- What you have to do:
From the patellofemoral arthritis text below, list every surgical procedure that has its own paragraph.

Corticosteroid injections can help to reduce patellofemoral arthritis pain and inflammation. However, they only help to treat the symptoms of arthritis, not the underlying cause so should be used alongside other treatment methods such as exercises or else the pain is likely to return. Find out more in the knee injectionssection
Wearing a knee brace or taping the patella can help to support the knee and change the position of the kneecap. Visit the knee braces section to find the right brace for you.
Glucosamine and chondroitin are popular supplements for reducing knee arthritis pain.
If moderate to severe symptoms of patellofemoral arthritis persist for more than 3-6 months of non-operative treatment, surgery may be advised. There are a few different options depending on the severity of the arthritis, which parts of the joint are affected and the age of the patient.
Suitable for mild to moderate patellofemoral arthritis. A chondroplasty is carried out arthroscopically (keyhole surgery). Small incisions are made around the kneecap through which thin surgical instruments and a small camera are inserted. Worn and frayed cartilage is trimmed and bone spurs smoothed out which both help to reduce friction in the joint.
This involves shifting the position of the tibial tuberosity – a small bony lump on the tibia (shin bone) where the kneecap attaches via the patella tendon. With this type of surgery, the tibial tuberosity is removed, repositioned and then reattached with anchors or screws. This makes subtle changes to the position of the knee cap improving the tracking of the patella, allowing it to glide more smoothly in the trochlear groove therefore resulting in less stress and friction on the arthritic parts of the patella. Tibial tuberosity transfer tends to be done in cases where patellofemoral arthritis affects only a portion of the kneecap, seeking to offload the arthritic parts.
Patella realignment surgery is done when tightness or laxity in the soft tissues means the patella doesn’t sit correctly in the trochlear groove which places excess pressure and friction on certain parts of the bone. With realignment surgery, the soft tissues around the kneecap are tightened or released to change the position of the patella in the trochlear groove. Examples of realignment surgery include lateral patellar retinaculum release, to release tight structures on the outer side of the kneecap, and reattachment or reconstruction of the medial patellofemoral ligament on the inner side of the knee.
With cartilage grafting, the damaged cartilage is replaced with healthy cartilage either from another part of the knee or from a tissue bank. If cartilage is being taken from the person’s own knee, two operations are required. The first is to harvest the cartilage from a non-weight-bearing part of the knee, which is then sent to a laboratory where cells are cultured for 3-6 weeks to increase the number of cartilage cells. In the second operation, the new cartilage cells are transplanted back into the affected parts of the patellofemoral joint. Cartilage grafting is usually done in younger patients in an attempt to delay the need for joint replacement.

[Document layout detection data]
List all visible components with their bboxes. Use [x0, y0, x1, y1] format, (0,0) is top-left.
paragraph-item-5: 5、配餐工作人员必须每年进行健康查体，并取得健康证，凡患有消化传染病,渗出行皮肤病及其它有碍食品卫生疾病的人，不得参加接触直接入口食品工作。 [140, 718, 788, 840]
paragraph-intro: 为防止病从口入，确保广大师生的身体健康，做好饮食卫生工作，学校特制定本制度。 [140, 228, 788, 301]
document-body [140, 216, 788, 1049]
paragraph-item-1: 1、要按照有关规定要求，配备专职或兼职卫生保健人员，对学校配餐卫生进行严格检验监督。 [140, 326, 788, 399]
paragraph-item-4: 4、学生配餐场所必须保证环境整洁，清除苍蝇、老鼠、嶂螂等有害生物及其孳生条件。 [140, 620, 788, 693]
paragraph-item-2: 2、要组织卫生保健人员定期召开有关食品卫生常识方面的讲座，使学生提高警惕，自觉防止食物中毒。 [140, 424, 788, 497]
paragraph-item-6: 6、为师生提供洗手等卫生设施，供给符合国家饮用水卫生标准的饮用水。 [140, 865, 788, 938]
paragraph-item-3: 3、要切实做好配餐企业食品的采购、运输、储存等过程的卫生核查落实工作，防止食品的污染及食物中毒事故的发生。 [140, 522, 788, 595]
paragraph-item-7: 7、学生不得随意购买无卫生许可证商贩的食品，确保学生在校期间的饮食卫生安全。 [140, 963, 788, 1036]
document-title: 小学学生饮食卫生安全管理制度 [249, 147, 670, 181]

- Solution to this problem:
- Chondroplasty
- Tibial tuberosity transfer
- Patella realignment surgery
- Cartilage grafting